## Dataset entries
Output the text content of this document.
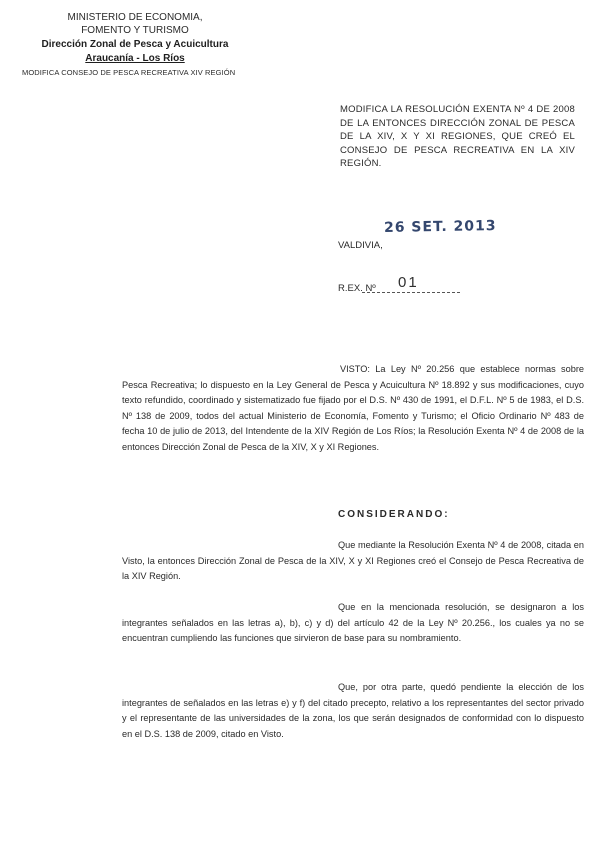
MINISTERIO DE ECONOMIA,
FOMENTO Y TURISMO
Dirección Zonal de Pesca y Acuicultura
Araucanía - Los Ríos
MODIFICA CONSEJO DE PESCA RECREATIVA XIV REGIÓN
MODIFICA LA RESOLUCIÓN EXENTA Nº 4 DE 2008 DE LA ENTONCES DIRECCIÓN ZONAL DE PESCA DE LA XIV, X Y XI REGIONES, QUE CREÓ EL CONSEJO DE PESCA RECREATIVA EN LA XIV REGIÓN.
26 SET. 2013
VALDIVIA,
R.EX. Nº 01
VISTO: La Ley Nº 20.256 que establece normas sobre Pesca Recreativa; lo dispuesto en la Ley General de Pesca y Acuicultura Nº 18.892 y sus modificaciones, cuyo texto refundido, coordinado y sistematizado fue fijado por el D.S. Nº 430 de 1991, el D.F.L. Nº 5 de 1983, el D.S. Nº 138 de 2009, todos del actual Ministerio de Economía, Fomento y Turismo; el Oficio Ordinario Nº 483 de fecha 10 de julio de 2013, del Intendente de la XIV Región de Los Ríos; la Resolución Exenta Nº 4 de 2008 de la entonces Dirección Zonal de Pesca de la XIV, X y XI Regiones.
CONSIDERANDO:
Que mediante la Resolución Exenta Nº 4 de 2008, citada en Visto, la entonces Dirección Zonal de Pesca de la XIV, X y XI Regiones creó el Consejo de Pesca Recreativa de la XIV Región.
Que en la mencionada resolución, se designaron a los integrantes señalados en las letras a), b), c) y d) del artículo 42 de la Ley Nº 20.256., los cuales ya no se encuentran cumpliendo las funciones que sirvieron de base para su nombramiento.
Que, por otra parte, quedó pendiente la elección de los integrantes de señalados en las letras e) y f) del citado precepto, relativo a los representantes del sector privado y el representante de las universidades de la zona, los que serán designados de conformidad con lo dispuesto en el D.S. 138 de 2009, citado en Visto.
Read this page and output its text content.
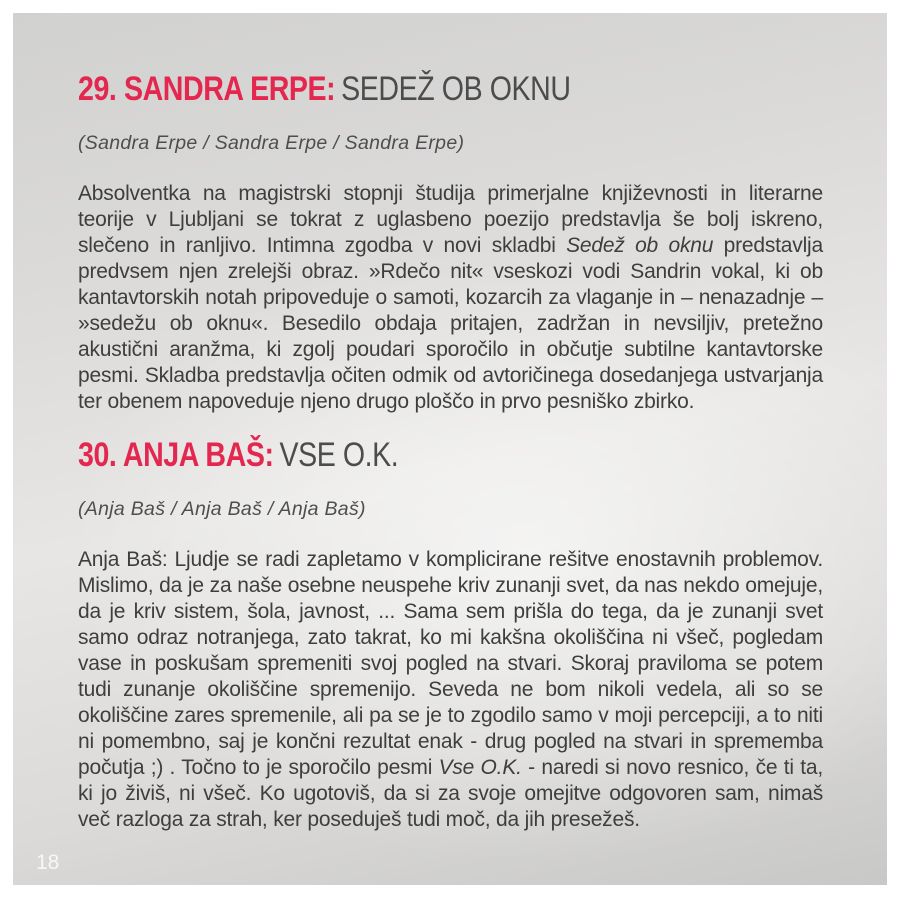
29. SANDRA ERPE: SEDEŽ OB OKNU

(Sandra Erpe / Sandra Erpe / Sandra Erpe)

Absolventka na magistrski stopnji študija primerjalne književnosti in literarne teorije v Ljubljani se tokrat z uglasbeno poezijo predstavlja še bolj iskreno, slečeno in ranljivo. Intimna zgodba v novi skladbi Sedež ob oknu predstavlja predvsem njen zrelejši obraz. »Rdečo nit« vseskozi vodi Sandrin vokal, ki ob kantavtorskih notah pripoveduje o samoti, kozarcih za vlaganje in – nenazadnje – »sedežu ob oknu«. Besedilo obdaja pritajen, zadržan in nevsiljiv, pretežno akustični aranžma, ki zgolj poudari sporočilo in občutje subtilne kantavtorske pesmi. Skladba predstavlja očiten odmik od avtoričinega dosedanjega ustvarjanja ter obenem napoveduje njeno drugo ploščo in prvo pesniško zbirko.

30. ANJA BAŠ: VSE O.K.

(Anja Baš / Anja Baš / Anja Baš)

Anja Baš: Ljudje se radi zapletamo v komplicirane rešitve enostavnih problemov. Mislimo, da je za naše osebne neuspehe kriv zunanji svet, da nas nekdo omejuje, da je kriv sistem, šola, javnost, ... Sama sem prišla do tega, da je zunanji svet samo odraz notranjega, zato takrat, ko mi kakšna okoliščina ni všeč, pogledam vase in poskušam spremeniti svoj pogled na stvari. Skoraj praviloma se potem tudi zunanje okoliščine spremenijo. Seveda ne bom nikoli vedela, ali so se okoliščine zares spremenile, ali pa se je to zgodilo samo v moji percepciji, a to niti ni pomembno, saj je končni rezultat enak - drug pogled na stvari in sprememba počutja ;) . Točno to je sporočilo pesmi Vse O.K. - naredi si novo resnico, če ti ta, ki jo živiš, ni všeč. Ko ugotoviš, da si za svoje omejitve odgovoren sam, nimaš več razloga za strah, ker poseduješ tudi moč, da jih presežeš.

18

## TASK STATEMENT
Locate the line containing "Read this page and output its text content." in the material above, then repeat it and every later line exactly, with no pictures.

## FINAL RESULT
Read this page and output its text content.
29. SANDRA ERPE: SEDEŽ OB OKNU

(Sandra Erpe / Sandra Erpe / Sandra Erpe)

Absolventka na magistrski stopnji študija primerjalne književnosti in literarne teorije v Ljubljani se tokrat z uglasbeno poezijo predstavlja še bolj iskreno, slečeno in ranljivo. Intimna zgodba v novi skladbi Sedež ob oknu predstavlja predvsem njen zrelejši obraz. »Rdečo nit« vseskozi vodi Sandrin vokal, ki ob kantavtorskih notah pripoveduje o samoti, kozarcih za vlaganje in – nenazadnje – »sedežu ob oknu«. Besedilo obdaja pritajen, zadržan in nevsiljiv, pretežno akustični aranžma, ki zgolj poudari sporočilo in občutje subtilne kantavtorske pesmi. Skladba predstavlja očiten odmik od avtoričinega dosedanjega ustvarjanja ter obenem napoveduje njeno drugo ploščo in prvo pesniško zbirko.

30. ANJA BAŠ: VSE O.K.

(Anja Baš / Anja Baš / Anja Baš)

Anja Baš: Ljudje se radi zapletamo v komplicirane rešitve enostavnih problemov. Mislimo, da je za naše osebne neuspehe kriv zunanji svet, da nas nekdo omejuje, da je kriv sistem, šola, javnost, ... Sama sem prišla do tega, da je zunanji svet samo odraz notranjega, zato takrat, ko mi kakšna okoliščina ni všeč, pogledam vase in poskušam spremeniti svoj pogled na stvari. Skoraj praviloma se potem tudi zunanje okoliščine spremenijo. Seveda ne bom nikoli vedela, ali so se okoliščine zares spremenile, ali pa se je to zgodilo samo v moji percepciji, a to niti ni pomembno, saj je končni rezultat enak - drug pogled na stvari in sprememba počutja ;) . Točno to je sporočilo pesmi Vse O.K. - naredi si novo resnico, če ti ta, ki jo živiš, ni všeč. Ko ugotoviš, da si za svoje omejitve odgovoren sam, nimaš več razloga za strah, ker poseduješ tudi moč, da jih presežeš.

18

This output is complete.